**WHAT IS REQUIRED:** How many lines in the listing below include the word "JSON"? Reply with the count alone.

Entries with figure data
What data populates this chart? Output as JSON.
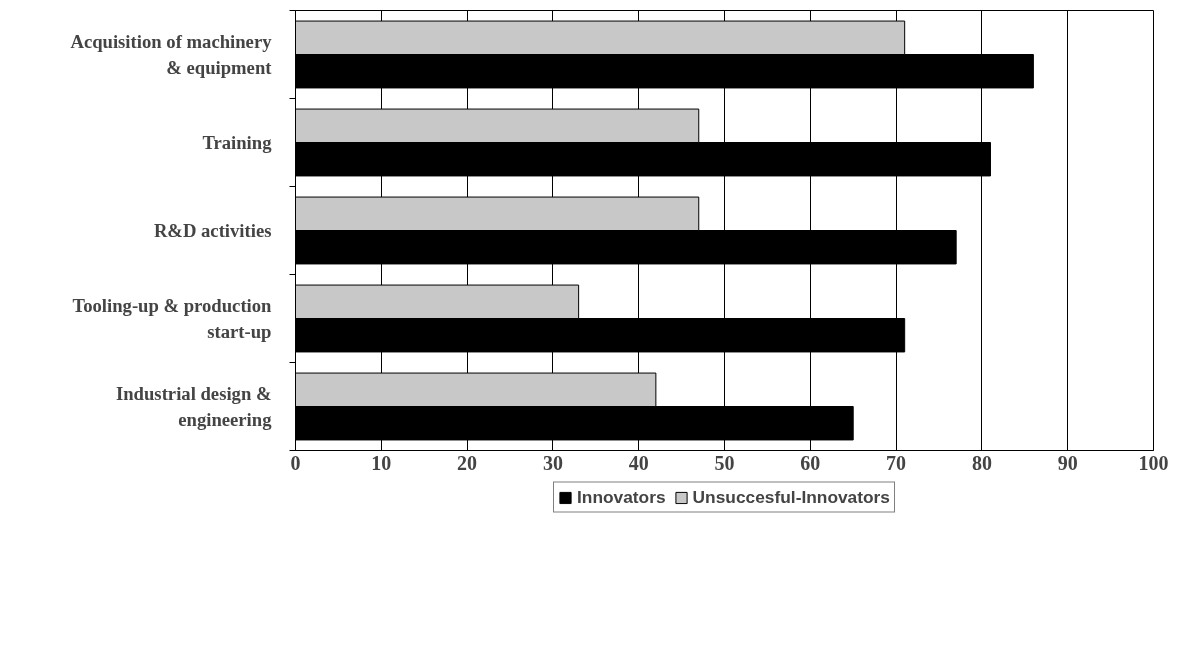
{
  "chart_data": {
    "type": "bar",
    "orientation": "horizontal",
    "categories": [
      "Acquisition of machinery & equipment",
      "Training",
      "R&D activities",
      "Tooling-up & production start-up",
      "Industrial design & engineering"
    ],
    "series": [
      {
        "name": "Innovators",
        "color": "#000000",
        "values": [
          86,
          81,
          77,
          71,
          65
        ]
      },
      {
        "name": "Unsuccesful-Innovators",
        "color": "#c8c8c8",
        "values": [
          71,
          47,
          47,
          33,
          42
        ]
      }
    ],
    "xlim": [
      0,
      100
    ],
    "xticks": [
      0,
      10,
      20,
      30,
      40,
      50,
      60,
      70,
      80,
      90,
      100
    ],
    "grid": "x",
    "legend": "bottom"
  }
}
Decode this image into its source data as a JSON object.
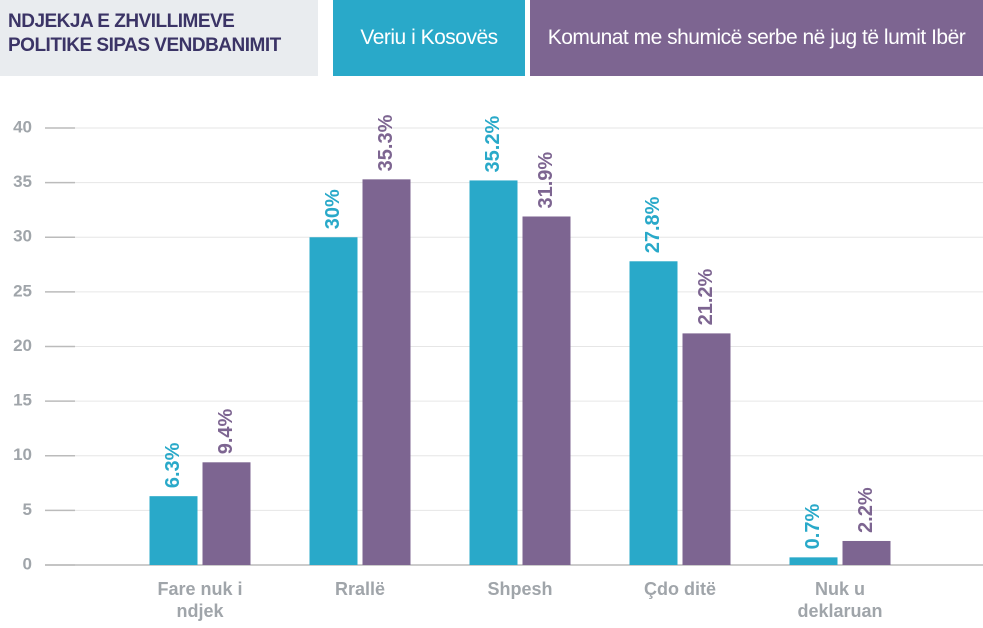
{
  "chart_data": {
    "type": "bar",
    "title": "NDJEKJA E ZHVILLIMEVE POLITIKE SIPAS VENDBANIMIT",
    "categories": [
      "Fare nuk i ndjek",
      "Rrallë",
      "Shpesh",
      "Çdo ditë",
      "Nuk u deklaruan"
    ],
    "series": [
      {
        "name": "Veriu i Kosovës",
        "color": "#29a9c9",
        "values": [
          6.3,
          30,
          35.2,
          27.8,
          0.7
        ],
        "value_labels": [
          "6.3%",
          "30%",
          "35.2%",
          "27.8%",
          "0.7%"
        ]
      },
      {
        "name": "Komunat me shumicë serbe në jug të lumit Ibër",
        "color": "#7d6591",
        "values": [
          9.4,
          35.3,
          31.9,
          21.2,
          2.2
        ],
        "value_labels": [
          "9.4%",
          "35.3%",
          "31.9%",
          "21.2%",
          "2.2%"
        ]
      }
    ],
    "ylim": [
      0,
      40
    ],
    "yticks": [
      0,
      5,
      10,
      15,
      20,
      25,
      30,
      35,
      40
    ],
    "grid": true
  }
}
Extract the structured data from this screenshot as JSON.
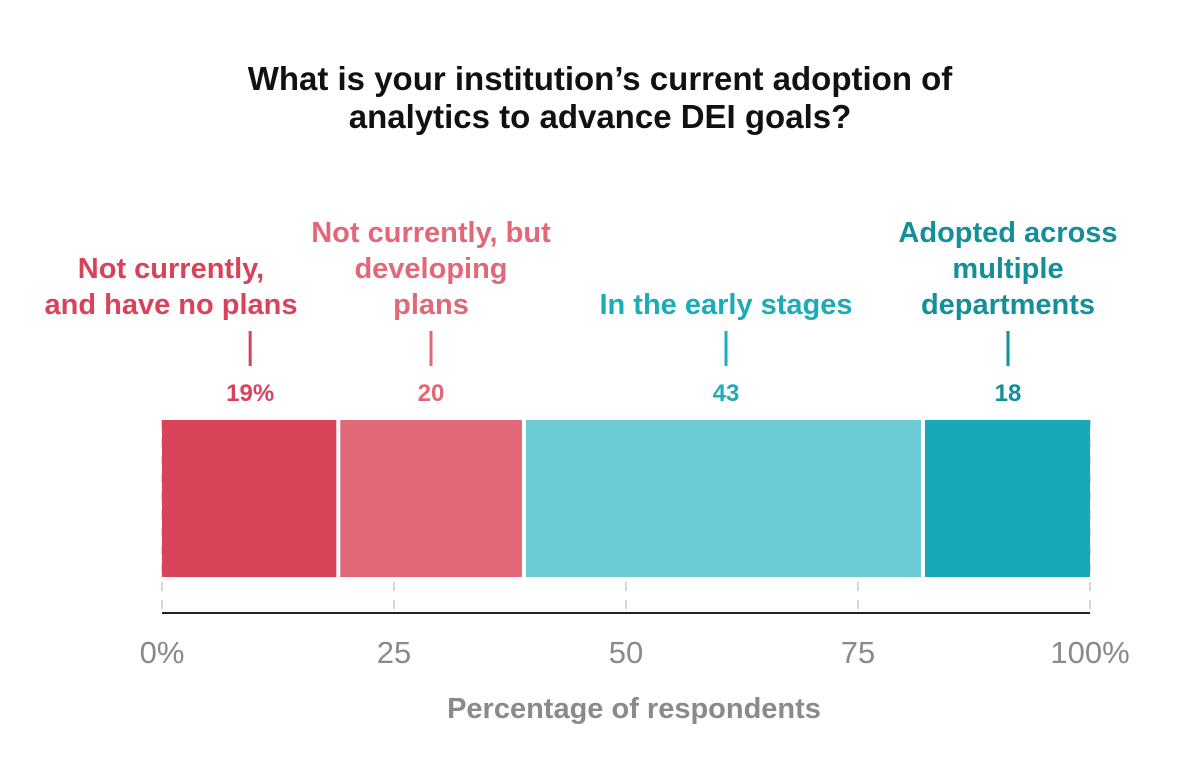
{
  "title_lines": [
    "What is your institution’s current adoption of",
    "analytics to advance DEI goals?"
  ],
  "chart_data": {
    "type": "bar",
    "orientation": "horizontal",
    "stacked": true,
    "xlabel": "Percentage of respondents",
    "ylabel": "",
    "xlim": [
      0,
      100
    ],
    "x_ticks": [
      0,
      25,
      50,
      75,
      100
    ],
    "x_tick_labels": [
      "0%",
      "25",
      "50",
      "75",
      "100%"
    ],
    "grid": true,
    "segments": [
      {
        "label_lines": [
          "Not currently,",
          "and have no plans"
        ],
        "value": 19,
        "value_label": "19%",
        "color": "#d9435a",
        "label_color": "#d9435a"
      },
      {
        "label_lines": [
          "Not currently, but",
          "developing",
          "plans"
        ],
        "value": 20,
        "value_label": "20",
        "color": "#e26878",
        "label_color": "#e26878"
      },
      {
        "label_lines": [
          "In the early stages"
        ],
        "value": 43,
        "value_label": "43",
        "color": "#6ccbd4",
        "label_color": "#1cacb8"
      },
      {
        "label_lines": [
          "Adopted across",
          "multiple",
          "departments"
        ],
        "value": 18,
        "value_label": "18",
        "color": "#17a9b8",
        "label_color": "#138f9c"
      }
    ]
  }
}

**EXERCISE RESPONSE:** 3